• EXERCISE AIM: Return the lines unchanged, beginning with the first line of the records and stopping after the line that contains "bar bbox=[224, 225, 319, 239]".

Element and coordinate records:
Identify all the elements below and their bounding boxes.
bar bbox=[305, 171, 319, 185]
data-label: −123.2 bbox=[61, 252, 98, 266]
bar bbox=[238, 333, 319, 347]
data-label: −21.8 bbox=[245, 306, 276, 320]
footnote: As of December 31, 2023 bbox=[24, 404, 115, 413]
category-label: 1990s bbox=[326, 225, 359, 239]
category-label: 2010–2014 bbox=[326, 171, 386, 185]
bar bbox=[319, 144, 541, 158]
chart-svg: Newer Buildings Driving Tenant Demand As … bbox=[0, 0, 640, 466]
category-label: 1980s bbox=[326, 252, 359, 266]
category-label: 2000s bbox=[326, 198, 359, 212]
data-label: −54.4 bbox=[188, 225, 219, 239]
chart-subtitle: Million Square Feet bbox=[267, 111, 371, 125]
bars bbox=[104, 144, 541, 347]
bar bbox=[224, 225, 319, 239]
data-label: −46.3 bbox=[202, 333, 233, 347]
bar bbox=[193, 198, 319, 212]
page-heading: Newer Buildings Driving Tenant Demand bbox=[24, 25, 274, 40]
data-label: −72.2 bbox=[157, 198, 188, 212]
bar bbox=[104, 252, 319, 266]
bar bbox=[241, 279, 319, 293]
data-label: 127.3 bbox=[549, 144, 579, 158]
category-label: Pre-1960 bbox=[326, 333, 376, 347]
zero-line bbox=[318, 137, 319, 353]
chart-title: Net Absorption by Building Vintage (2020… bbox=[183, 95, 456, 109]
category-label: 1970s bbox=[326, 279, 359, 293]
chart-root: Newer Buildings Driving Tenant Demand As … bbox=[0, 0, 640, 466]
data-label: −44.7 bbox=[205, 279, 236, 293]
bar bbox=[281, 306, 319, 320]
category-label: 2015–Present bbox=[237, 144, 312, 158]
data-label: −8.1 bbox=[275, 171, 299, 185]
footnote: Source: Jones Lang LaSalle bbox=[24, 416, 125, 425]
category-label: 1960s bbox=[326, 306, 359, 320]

• RESULT:
Identify all the elements below and their bounding boxes.
bar bbox=[305, 171, 319, 185]
data-label: −123.2 bbox=[61, 252, 98, 266]
bar bbox=[238, 333, 319, 347]
data-label: −21.8 bbox=[245, 306, 276, 320]
footnote: As of December 31, 2023 bbox=[24, 404, 115, 413]
category-label: 1990s bbox=[326, 225, 359, 239]
category-label: 2010–2014 bbox=[326, 171, 386, 185]
bar bbox=[319, 144, 541, 158]
chart-svg: Newer Buildings Driving Tenant Demand As … bbox=[0, 0, 640, 466]
category-label: 1980s bbox=[326, 252, 359, 266]
category-label: 2000s bbox=[326, 198, 359, 212]
data-label: −54.4 bbox=[188, 225, 219, 239]
chart-subtitle: Million Square Feet bbox=[267, 111, 371, 125]
bars bbox=[104, 144, 541, 347]
bar bbox=[224, 225, 319, 239]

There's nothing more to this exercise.